> _Instruction_: Everything in the data should be repeated exactly, save for the images.

> _Supplied material_:
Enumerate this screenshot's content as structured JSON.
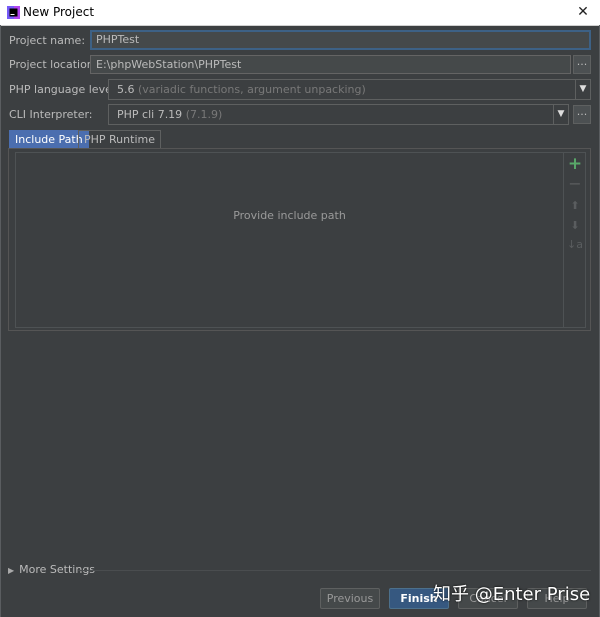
{
  "window": {
    "title": "New Project",
    "close_icon": "close-icon",
    "app_icon": "phpstorm-app-icon"
  },
  "form": {
    "project_name_label": "Project name:",
    "project_name_value": "PHPTest",
    "project_location_label": "Project location:",
    "project_location_value": "E:\\phpWebStation\\PHPTest",
    "browse_label": "...",
    "php_level_label": "PHP language level:",
    "php_level_value": "5.6",
    "php_level_detail": "(variadic functions, argument unpacking)",
    "cli_label": "CLI Interpreter:",
    "cli_value": "PHP cli 7.19",
    "cli_detail": "(7.1.9)"
  },
  "tabs": [
    {
      "label": "Include Path",
      "selected": true
    },
    {
      "label": "PHP Runtime",
      "selected": false
    }
  ],
  "include_path": {
    "empty_text": "Provide include path",
    "toolbar": [
      "add-icon",
      "remove-icon",
      "move-up-icon",
      "move-down-icon",
      "sort-icon"
    ]
  },
  "footer": {
    "more_settings": "More Settings",
    "buttons": {
      "previous": "Previous",
      "finish": "Finish",
      "cancel": "Cancel",
      "help": "Help"
    }
  },
  "watermark": "知乎 @Enter Prise",
  "colors": {
    "background": "#3c3f41",
    "selected_tab": "#4b6eaf",
    "primary_button": "#365880",
    "add_icon": "#59a869"
  }
}
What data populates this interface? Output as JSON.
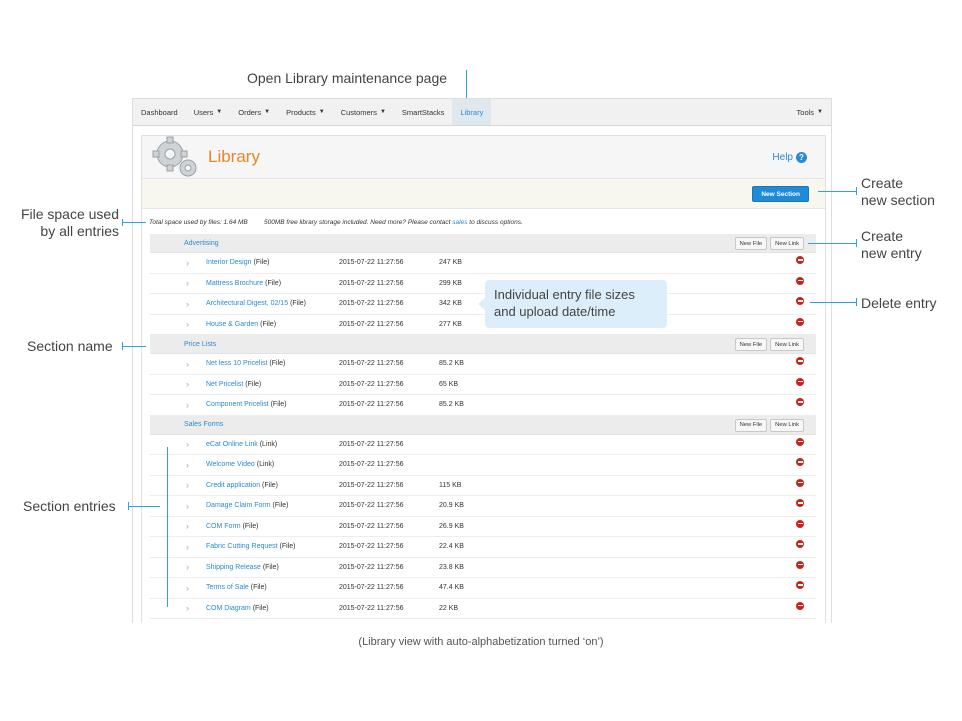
{
  "annotations": {
    "open_library": "Open Library maintenance page",
    "file_space": [
      "File space used",
      "by all entries"
    ],
    "section_name": "Section name",
    "section_entries": "Section entries",
    "create_section": [
      "Create",
      "new section"
    ],
    "create_entry": [
      "Create",
      "new entry"
    ],
    "delete_entry": "Delete entry",
    "tooltip": [
      "Individual entry file sizes",
      "and upload date/time"
    ],
    "caption": "(Library view with auto-alphabetization turned ‘on’)"
  },
  "nav": {
    "items": [
      {
        "label": "Dashboard",
        "caret": false
      },
      {
        "label": "Users",
        "caret": true
      },
      {
        "label": "Orders",
        "caret": true
      },
      {
        "label": "Products",
        "caret": true
      },
      {
        "label": "Customers",
        "caret": true
      },
      {
        "label": "SmartStacks",
        "caret": false
      },
      {
        "label": "Library",
        "caret": false,
        "active": true
      }
    ],
    "tools": "Tools"
  },
  "page": {
    "title": "Library",
    "help": "Help",
    "new_section": "New Section",
    "space_used": "Total space used by files: 1.64 MB",
    "storage_note_pre": "500MB free library storage included. Need more? Please contact ",
    "storage_link": "sales",
    "storage_note_post": " to discuss options."
  },
  "section_buttons": {
    "new_file": "New File",
    "new_link": "New Link"
  },
  "sections": [
    {
      "name": "Advertising",
      "entries": [
        {
          "name": "Interior Design",
          "type": "(File)",
          "date": "2015-07-22 11:27:56",
          "size": "247 KB"
        },
        {
          "name": "Mattress Brochure",
          "type": "(File)",
          "date": "2015-07-22 11:27:56",
          "size": "299 KB"
        },
        {
          "name": "Architectural Digest, 02/15",
          "type": "(File)",
          "date": "2015-07-22 11:27:56",
          "size": "342 KB"
        },
        {
          "name": "House & Garden",
          "type": "(File)",
          "date": "2015-07-22 11:27:56",
          "size": "277 KB"
        }
      ]
    },
    {
      "name": "Price Lists",
      "entries": [
        {
          "name": "Net less 10 Pricelist",
          "type": "(File)",
          "date": "2015-07-22 11:27:56",
          "size": "85.2 KB"
        },
        {
          "name": "Net Pricelist",
          "type": "(File)",
          "date": "2015-07-22 11:27:56",
          "size": "65 KB"
        },
        {
          "name": "Component Pricelist",
          "type": "(File)",
          "date": "2015-07-22 11:27:56",
          "size": "85.2 KB"
        }
      ]
    },
    {
      "name": "Sales Forms",
      "entries": [
        {
          "name": "eCat Online Link",
          "type": "(Link)",
          "date": "2015-07-22 11:27:56",
          "size": ""
        },
        {
          "name": "Welcome Video",
          "type": "(Link)",
          "date": "2015-07-22 11:27:56",
          "size": ""
        },
        {
          "name": "Credit application",
          "type": "(File)",
          "date": "2015-07-22 11:27:56",
          "size": "115 KB"
        },
        {
          "name": "Damage Claim Form",
          "type": "(File)",
          "date": "2015-07-22 11:27:56",
          "size": "20.9 KB"
        },
        {
          "name": "COM Form",
          "type": "(File)",
          "date": "2015-07-22 11:27:56",
          "size": "26.9 KB"
        },
        {
          "name": "Fabric Cutting Request",
          "type": "(File)",
          "date": "2015-07-22 11:27:56",
          "size": "22.4 KB"
        },
        {
          "name": "Shipping Release",
          "type": "(File)",
          "date": "2015-07-22 11:27:56",
          "size": "23.8 KB"
        },
        {
          "name": "Terms of Sale",
          "type": "(File)",
          "date": "2015-07-22 11:27:56",
          "size": "47.4 KB"
        },
        {
          "name": "COM Diagram",
          "type": "(File)",
          "date": "2015-07-22 11:27:56",
          "size": "22 KB"
        }
      ]
    }
  ],
  "colors": {
    "accent": "#2b8ad0",
    "title": "#e8842a",
    "delete": "#c9221b",
    "callout": "#2aa6d8"
  }
}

> _Problem solution_:
Enumerate this screenshot's content as structured JSON.
{
  "window": {
    "title": "New Project",
    "close_icon": "close-icon",
    "app_icon": "phpstorm-app-icon"
  },
  "form": {
    "project_name_label": "Project name:",
    "project_name_value": "PHPTest",
    "project_location_label": "Project location:",
    "project_location_value": "E:\\phpWebStation\\PHPTest",
    "browse_label": "...",
    "php_level_label": "PHP language level:",
    "php_level_value": "5.6",
    "php_level_detail": "(variadic functions, argument unpacking)",
    "cli_label": "CLI Interpreter:",
    "cli_value": "PHP cli 7.19",
    "cli_detail": "(7.1.9)"
  },
  "tabs": [
    {
      "label": "Include Path",
      "selected": true
    },
    {
      "label": "PHP Runtime",
      "selected": false
    }
  ],
  "include_path": {
    "empty_text": "Provide include path",
    "toolbar": [
      "add-icon",
      "remove-icon",
      "move-up-icon",
      "move-down-icon",
      "sort-icon"
    ]
  },
  "footer": {
    "more_settings": "More Settings",
    "buttons": {
      "previous": "Previous",
      "finish": "Finish",
      "cancel": "Cancel",
      "help": "Help"
    }
  },
  "watermark": "知乎 @Enter Prise",
  "colors": {
    "background": "#3c3f41",
    "selected_tab": "#4b6eaf",
    "primary_button": "#365880",
    "add_icon": "#59a869"
  }
}
What data populates this interface? Output as JSON.
{
  "annotations": {
    "open_library": "Open Library maintenance page",
    "file_space": [
      "File space used",
      "by all entries"
    ],
    "section_name": "Section name",
    "section_entries": "Section entries",
    "create_section": [
      "Create",
      "new section"
    ],
    "create_entry": [
      "Create",
      "new entry"
    ],
    "delete_entry": "Delete entry",
    "tooltip": [
      "Individual entry file sizes",
      "and upload date/time"
    ],
    "caption": "(Library view with auto-alphabetization turned ‘on’)"
  },
  "nav": {
    "items": [
      {
        "label": "Dashboard",
        "caret": false
      },
      {
        "label": "Users",
        "caret": true
      },
      {
        "label": "Orders",
        "caret": true
      },
      {
        "label": "Products",
        "caret": true
      },
      {
        "label": "Customers",
        "caret": true
      },
      {
        "label": "SmartStacks",
        "caret": false
      },
      {
        "label": "Library",
        "caret": false,
        "active": true
      }
    ],
    "tools": "Tools"
  },
  "page": {
    "title": "Library",
    "help": "Help",
    "new_section": "New Section",
    "space_used": "Total space used by files: 1.64 MB",
    "storage_note_pre": "500MB free library storage included. Need more? Please contact ",
    "storage_link": "sales",
    "storage_note_post": " to discuss options."
  },
  "section_buttons": {
    "new_file": "New File",
    "new_link": "New Link"
  },
  "sections": [
    {
      "name": "Advertising",
      "entries": [
        {
          "name": "Interior Design",
          "type": "(File)",
          "date": "2015-07-22 11:27:56",
          "size": "247 KB"
        },
        {
          "name": "Mattress Brochure",
          "type": "(File)",
          "date": "2015-07-22 11:27:56",
          "size": "299 KB"
        },
        {
          "name": "Architectural Digest, 02/15",
          "type": "(File)",
          "date": "2015-07-22 11:27:56",
          "size": "342 KB"
        },
        {
          "name": "House & Garden",
          "type": "(File)",
          "date": "2015-07-22 11:27:56",
          "size": "277 KB"
        }
      ]
    },
    {
      "name": "Price Lists",
      "entries": [
        {
          "name": "Net less 10 Pricelist",
          "type": "(File)",
          "date": "2015-07-22 11:27:56",
          "size": "85.2 KB"
        },
        {
          "name": "Net Pricelist",
          "type": "(File)",
          "date": "2015-07-22 11:27:56",
          "size": "65 KB"
        },
        {
          "name": "Component Pricelist",
          "type": "(File)",
          "date": "2015-07-22 11:27:56",
          "size": "85.2 KB"
        }
      ]
    },
    {
      "name": "Sales Forms",
      "entries": [
        {
          "name": "eCat Online Link",
          "type": "(Link)",
          "date": "2015-07-22 11:27:56",
          "size": ""
        },
        {
          "name": "Welcome Video",
          "type": "(Link)",
          "date": "2015-07-22 11:27:56",
          "size": ""
        },
        {
          "name": "Credit application",
          "type": "(File)",
          "date": "2015-07-22 11:27:56",
          "size": "115 KB"
        },
        {
          "name": "Damage Claim Form",
          "type": "(File)",
          "date": "2015-07-22 11:27:56",
          "size": "20.9 KB"
        },
        {
          "name": "COM Form",
          "type": "(File)",
          "date": "2015-07-22 11:27:56",
          "size": "26.9 KB"
        },
        {
          "name": "Fabric Cutting Request",
          "type": "(File)",
          "date": "2015-07-22 11:27:56",
          "size": "22.4 KB"
        },
        {
          "name": "Shipping Release",
          "type": "(File)",
          "date": "2015-07-22 11:27:56",
          "size": "23.8 KB"
        },
        {
          "name": "Terms of Sale",
          "type": "(File)",
          "date": "2015-07-22 11:27:56",
          "size": "47.4 KB"
        },
        {
          "name": "COM Diagram",
          "type": "(File)",
          "date": "2015-07-22 11:27:56",
          "size": "22 KB"
        }
      ]
    }
  ],
  "colors": {
    "accent": "#2b8ad0",
    "title": "#e8842a",
    "delete": "#c9221b",
    "callout": "#2aa6d8"
  }
}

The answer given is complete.